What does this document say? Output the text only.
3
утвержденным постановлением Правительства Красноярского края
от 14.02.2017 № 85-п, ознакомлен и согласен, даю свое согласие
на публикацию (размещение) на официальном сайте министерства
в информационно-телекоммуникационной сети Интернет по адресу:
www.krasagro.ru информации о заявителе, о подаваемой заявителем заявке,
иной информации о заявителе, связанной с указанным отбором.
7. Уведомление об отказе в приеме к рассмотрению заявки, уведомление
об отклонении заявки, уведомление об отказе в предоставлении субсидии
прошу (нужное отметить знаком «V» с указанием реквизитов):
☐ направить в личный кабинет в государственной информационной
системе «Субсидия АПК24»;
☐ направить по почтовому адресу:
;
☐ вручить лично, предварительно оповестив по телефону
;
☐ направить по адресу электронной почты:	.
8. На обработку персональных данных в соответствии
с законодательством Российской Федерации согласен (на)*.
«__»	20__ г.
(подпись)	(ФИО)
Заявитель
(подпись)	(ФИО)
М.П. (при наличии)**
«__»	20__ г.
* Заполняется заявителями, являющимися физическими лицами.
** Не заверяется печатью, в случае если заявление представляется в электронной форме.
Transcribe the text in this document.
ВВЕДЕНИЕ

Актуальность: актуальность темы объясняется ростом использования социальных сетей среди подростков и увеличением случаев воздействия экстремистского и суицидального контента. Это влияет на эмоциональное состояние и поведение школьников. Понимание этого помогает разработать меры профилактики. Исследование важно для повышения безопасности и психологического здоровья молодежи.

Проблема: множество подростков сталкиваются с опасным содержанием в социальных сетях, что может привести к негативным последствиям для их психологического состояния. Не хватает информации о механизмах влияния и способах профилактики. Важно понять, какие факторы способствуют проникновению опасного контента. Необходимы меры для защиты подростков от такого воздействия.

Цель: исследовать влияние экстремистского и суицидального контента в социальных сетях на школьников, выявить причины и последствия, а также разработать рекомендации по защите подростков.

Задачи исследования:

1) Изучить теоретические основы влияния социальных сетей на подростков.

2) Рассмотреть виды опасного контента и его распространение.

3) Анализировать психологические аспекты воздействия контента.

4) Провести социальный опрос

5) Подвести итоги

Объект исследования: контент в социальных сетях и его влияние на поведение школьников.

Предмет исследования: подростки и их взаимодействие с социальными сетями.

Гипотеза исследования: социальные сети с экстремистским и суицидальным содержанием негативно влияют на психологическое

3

TASK INSTRUCTIONS ▸
State the count of lines holding the string "исследования" in the listing above, and nothing else.

RESPONSE TO THE EXERCISE ▸
4